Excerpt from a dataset
________________________________________

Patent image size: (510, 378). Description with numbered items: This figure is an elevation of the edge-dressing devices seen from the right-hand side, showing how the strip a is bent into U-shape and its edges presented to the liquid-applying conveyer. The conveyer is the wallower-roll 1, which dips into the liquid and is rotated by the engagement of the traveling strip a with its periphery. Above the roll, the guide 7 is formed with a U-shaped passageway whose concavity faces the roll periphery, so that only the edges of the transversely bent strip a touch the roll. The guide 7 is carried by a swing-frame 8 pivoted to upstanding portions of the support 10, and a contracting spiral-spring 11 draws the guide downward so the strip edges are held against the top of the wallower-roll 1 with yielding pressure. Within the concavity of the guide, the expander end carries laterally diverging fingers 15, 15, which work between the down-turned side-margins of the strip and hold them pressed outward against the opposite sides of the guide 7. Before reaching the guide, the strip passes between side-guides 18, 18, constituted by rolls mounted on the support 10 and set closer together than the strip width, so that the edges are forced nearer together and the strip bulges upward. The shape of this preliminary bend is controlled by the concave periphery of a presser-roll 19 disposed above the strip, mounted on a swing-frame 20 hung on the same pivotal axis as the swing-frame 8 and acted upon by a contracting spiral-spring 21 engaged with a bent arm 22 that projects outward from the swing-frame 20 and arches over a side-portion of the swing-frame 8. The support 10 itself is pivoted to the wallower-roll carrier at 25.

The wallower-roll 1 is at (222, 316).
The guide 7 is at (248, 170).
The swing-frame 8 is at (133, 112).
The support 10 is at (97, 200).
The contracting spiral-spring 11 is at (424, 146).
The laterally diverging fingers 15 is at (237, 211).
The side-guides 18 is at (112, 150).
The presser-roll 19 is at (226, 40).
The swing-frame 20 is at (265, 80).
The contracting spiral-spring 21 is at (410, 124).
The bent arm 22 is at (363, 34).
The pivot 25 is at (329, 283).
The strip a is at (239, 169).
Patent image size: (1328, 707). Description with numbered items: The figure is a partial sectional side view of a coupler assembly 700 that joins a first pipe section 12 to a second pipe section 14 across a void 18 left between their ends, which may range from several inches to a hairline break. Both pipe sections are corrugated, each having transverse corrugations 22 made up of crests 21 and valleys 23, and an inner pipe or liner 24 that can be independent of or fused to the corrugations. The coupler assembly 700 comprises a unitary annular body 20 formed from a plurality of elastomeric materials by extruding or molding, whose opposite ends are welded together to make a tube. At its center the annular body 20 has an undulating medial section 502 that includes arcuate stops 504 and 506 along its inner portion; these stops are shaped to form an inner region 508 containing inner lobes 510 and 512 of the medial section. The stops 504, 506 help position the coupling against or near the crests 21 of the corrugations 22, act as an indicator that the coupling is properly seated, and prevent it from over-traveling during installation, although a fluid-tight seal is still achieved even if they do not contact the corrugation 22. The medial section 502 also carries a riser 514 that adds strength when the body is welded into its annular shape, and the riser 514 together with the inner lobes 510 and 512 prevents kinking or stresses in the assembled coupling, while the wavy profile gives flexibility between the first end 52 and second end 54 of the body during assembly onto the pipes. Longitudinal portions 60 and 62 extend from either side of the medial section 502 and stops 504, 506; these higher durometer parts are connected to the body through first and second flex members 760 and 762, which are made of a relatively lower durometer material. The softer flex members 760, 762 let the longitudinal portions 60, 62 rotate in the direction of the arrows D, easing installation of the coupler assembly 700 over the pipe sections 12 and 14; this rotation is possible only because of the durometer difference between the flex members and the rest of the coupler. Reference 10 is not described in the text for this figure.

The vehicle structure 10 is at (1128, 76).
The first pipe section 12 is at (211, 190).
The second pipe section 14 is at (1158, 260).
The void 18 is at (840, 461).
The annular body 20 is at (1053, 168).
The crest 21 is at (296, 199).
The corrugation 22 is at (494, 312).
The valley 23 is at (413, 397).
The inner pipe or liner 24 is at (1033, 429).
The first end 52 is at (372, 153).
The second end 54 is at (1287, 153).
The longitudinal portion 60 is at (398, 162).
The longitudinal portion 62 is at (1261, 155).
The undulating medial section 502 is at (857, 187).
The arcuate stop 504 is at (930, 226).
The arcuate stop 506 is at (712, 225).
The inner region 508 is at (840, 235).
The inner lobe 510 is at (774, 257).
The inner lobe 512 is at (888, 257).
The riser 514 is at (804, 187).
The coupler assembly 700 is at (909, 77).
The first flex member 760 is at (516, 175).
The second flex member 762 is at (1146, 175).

________________________________________

§ Given exercise:
State only the number of lines in the entries above that contain the string "guides".

§ Finished answer:
2